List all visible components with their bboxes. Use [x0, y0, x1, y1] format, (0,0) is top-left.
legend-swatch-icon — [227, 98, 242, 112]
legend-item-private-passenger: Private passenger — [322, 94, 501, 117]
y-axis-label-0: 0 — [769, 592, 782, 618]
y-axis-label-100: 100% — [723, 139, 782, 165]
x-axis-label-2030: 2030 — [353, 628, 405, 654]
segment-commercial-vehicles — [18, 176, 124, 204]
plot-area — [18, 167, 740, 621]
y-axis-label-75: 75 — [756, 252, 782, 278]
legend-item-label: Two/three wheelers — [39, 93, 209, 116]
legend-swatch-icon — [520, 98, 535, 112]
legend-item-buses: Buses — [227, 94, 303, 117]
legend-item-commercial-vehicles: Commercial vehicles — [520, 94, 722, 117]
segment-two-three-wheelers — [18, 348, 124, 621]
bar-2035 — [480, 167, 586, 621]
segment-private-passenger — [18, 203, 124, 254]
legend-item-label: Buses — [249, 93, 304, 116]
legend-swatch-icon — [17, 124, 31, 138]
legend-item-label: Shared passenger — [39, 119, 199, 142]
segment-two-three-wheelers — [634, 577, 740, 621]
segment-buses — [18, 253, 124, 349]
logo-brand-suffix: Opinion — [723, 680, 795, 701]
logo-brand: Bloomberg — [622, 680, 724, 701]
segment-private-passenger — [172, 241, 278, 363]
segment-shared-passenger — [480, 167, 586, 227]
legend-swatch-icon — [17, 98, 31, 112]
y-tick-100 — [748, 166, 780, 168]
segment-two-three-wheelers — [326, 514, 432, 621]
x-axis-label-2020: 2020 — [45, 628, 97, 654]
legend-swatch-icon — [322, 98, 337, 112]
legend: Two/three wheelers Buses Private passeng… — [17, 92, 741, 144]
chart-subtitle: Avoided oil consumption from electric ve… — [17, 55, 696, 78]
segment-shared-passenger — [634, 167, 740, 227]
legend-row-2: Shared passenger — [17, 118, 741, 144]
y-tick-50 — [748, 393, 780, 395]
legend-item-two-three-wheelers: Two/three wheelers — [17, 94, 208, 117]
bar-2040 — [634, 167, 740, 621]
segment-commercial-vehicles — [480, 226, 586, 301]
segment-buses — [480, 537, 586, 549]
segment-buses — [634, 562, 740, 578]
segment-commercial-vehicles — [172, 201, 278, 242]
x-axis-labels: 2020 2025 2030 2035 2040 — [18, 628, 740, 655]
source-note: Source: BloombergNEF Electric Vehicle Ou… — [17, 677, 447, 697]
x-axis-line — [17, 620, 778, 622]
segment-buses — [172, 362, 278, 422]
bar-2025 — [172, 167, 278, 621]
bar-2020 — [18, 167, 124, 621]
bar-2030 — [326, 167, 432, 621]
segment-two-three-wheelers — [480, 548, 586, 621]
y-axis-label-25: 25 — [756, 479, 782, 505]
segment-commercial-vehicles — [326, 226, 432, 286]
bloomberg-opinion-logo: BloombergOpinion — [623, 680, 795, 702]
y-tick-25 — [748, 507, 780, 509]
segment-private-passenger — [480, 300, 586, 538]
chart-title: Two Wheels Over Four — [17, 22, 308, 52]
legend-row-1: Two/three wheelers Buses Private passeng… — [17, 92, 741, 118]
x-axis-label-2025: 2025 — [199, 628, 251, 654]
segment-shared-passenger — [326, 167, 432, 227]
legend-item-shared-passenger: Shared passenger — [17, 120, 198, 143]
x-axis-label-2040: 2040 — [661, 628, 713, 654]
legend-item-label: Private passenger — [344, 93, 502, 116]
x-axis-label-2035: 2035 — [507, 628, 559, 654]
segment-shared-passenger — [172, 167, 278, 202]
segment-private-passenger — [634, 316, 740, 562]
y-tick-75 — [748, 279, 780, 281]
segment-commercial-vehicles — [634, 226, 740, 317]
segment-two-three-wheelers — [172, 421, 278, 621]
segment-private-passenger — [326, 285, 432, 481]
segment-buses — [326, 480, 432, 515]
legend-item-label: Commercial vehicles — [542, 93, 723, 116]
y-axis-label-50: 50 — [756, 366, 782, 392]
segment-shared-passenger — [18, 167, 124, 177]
^^^^^^^^^^^^^^^^
◆ Task directions ◆
Convert every line of the material above into a JSON list of strings, with one string per line and blank lines omitted.

◆ Task output ◆
[
  "List all visible components with their bboxes. Use [x0, y0, x1, y1] format, (0,0) is top-left.",
  "legend-swatch-icon — [227, 98, 242, 112]",
  "legend-item-private-passenger: Private passenger — [322, 94, 501, 117]",
  "y-axis-label-0: 0 — [769, 592, 782, 618]",
  "y-axis-label-100: 100% — [723, 139, 782, 165]",
  "x-axis-label-2030: 2030 — [353, 628, 405, 654]",
  "segment-commercial-vehicles — [18, 176, 124, 204]",
  "plot-area — [18, 167, 740, 621]",
  "y-axis-label-75: 75 — [756, 252, 782, 278]",
  "legend-item-label: Two/three wheelers — [39, 93, 209, 116]",
  "legend-swatch-icon — [520, 98, 535, 112]",
  "legend-item-buses: Buses — [227, 94, 303, 117]",
  "legend-item-commercial-vehicles: Commercial vehicles — [520, 94, 722, 117]",
  "segment-two-three-wheelers — [18, 348, 124, 621]",
  "bar-2035 — [480, 167, 586, 621]",
  "segment-private-passenger — [18, 203, 124, 254]",
  "legend-item-label: Buses — [249, 93, 304, 116]",
  "legend-swatch-icon — [17, 124, 31, 138]",
  "legend-item-label: Shared passenger — [39, 119, 199, 142]",
  "segment-two-three-wheelers — [634, 577, 740, 621]",
  "segment-buses — [18, 253, 124, 349]",
  "logo-brand-suffix: Opinion — [723, 680, 795, 701]",
  "logo-brand: Bloomberg — [622, 680, 724, 701]",
  "segment-private-passenger — [172, 241, 278, 363]",
  "segment-shared-passenger — [480, 167, 586, 227]",
  "legend-swatch-icon — [17, 98, 31, 112]",
  "y-tick-100 — [748, 166, 780, 168]",
  "segment-two-three-wheelers — [326, 514, 432, 621]",
  "x-axis-label-2020: 2020 — [45, 628, 97, 654]",
  "legend-swatch-icon — [322, 98, 337, 112]",
  "legend: Two/three wheelers Buses Private passeng… — [17, 92, 741, 144]",
  "chart-subtitle: Avoided oil consumption from electric ve… — [17, 55, 696, 78]",
  "segment-shared-passenger — [634, 167, 740, 227]",
  "legend-row-2: Shared passenger — [17, 118, 741, 144]",
  "y-tick-50 — [748, 393, 780, 395]",
  "legend-item-two-three-wheelers: Two/three wheelers — [17, 94, 208, 117]",
  "bar-2040 — [634, 167, 740, 621]",
  "segment-commercial-vehicles — [480, 226, 586, 301]",
  "segment-buses — [480, 537, 586, 549]",
  "segment-buses — [634, 562, 740, 578]",
  "segment-commercial-vehicles — [172, 201, 278, 242]",
  "x-axis-labels: 2020 2025 2030 2035 2040 — [18, 628, 740, 655]",
  "source-note: Source: BloombergNEF Electric Vehicle Ou… — [17, 677, 447, 697]",
  "x-axis-line — [17, 620, 778, 622]",
  "segment-buses — [172, 362, 278, 422]",
  "bar-2025 — [172, 167, 278, 621]",
  "bar-2020 — [18, 167, 124, 621]",
  "bar-2030 — [326, 167, 432, 621]",
  "segment-two-three-wheelers — [480, 548, 586, 621]",
  "y-axis-label-25: 25 — [756, 479, 782, 505]",
  "segment-commercial-vehicles — [326, 226, 432, 286]",
  "bloomberg-opinion-logo: BloombergOpinion — [623, 680, 795, 702]",
  "y-tick-25 — [748, 507, 780, 509]",
  "segment-private-passenger — [480, 300, 586, 538]",
  "chart-title: Two Wheels Over Four — [17, 22, 308, 52]",
  "legend-row-1: Two/three wheelers Buses Private passeng… — [17, 92, 741, 118]",
  "x-axis-label-2025: 2025 — [199, 628, 251, 654]",
  "segment-shared-passenger — [326, 167, 432, 227]",
  "legend-item-shared-passenger: Shared passenger — [17, 120, 198, 143]",
  "x-axis-label-2040: 2040 — [661, 628, 713, 654]",
  "legend-item-label: Private passenger — [344, 93, 502, 116]",
  "x-axis-label-2035: 2035 — [507, 628, 559, 654]",
  "segment-shared-passenger — [172, 167, 278, 202]",
  "segment-private-passenger — [634, 316, 740, 562]",
  "y-tick-75 — [748, 279, 780, 281]",
  "segment-commercial-vehicles — [634, 226, 740, 317]",
  "segment-two-three-wheelers — [172, 421, 278, 621]",
  "segment-private-passenger — [326, 285, 432, 481]",
  "segment-buses — [326, 480, 432, 515]",
  "legend-item-label: Commercial vehicles — [542, 93, 723, 116]",
  "y-axis-label-50: 50 — [756, 366, 782, 392]",
  "segment-shared-passenger — [18, 167, 124, 177]"
]